Records drawn from a dataset:
⟨
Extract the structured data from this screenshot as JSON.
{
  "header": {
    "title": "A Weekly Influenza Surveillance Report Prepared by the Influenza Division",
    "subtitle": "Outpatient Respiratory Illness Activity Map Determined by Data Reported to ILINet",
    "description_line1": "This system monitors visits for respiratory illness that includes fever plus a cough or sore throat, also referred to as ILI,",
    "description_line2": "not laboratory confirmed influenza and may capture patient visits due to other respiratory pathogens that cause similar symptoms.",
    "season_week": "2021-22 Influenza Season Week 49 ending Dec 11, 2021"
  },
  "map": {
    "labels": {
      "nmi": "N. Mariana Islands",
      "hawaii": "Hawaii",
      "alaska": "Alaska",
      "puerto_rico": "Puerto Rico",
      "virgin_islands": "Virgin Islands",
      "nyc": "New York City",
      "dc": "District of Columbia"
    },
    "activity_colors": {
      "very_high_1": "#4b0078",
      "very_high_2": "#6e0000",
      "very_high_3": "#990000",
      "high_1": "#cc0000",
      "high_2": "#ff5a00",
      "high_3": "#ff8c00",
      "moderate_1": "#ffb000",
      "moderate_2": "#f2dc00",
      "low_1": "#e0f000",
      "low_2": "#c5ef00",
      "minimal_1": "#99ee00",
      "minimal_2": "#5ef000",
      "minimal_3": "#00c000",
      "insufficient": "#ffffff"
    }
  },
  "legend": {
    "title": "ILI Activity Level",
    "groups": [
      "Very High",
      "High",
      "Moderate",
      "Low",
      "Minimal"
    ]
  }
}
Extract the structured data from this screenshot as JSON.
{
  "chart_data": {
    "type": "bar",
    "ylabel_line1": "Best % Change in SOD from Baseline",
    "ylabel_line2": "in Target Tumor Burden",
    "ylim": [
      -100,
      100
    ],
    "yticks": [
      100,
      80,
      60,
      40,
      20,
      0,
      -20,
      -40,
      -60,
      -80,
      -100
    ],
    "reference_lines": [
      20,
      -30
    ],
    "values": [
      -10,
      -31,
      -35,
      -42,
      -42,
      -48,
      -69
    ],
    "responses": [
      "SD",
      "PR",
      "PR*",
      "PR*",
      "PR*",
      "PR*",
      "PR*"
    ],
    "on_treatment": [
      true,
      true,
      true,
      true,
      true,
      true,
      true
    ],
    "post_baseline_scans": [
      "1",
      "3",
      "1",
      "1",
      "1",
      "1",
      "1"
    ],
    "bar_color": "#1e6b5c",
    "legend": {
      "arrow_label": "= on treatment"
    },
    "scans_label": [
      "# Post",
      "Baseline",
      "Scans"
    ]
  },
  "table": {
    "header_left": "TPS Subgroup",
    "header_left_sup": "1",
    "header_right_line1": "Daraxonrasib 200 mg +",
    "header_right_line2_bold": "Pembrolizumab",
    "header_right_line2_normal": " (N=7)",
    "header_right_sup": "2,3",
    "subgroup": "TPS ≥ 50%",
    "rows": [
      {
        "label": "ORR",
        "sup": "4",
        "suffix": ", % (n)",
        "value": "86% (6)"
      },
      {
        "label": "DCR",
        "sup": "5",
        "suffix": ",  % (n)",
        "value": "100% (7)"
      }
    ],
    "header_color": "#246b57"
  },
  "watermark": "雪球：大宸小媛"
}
⟩
▶ Your objective
Look through the entries above, find each line containing "that", and copy it.

▶ Solution to the problem
    "description_line1": "This system monitors visits for respiratory illness that includes fever plus a cough or sore throat, also referred to as ILI,",
    "description_line2": "not laboratory confirmed influenza and may capture patient visits due to other respiratory pathogens that cause similar symptoms.",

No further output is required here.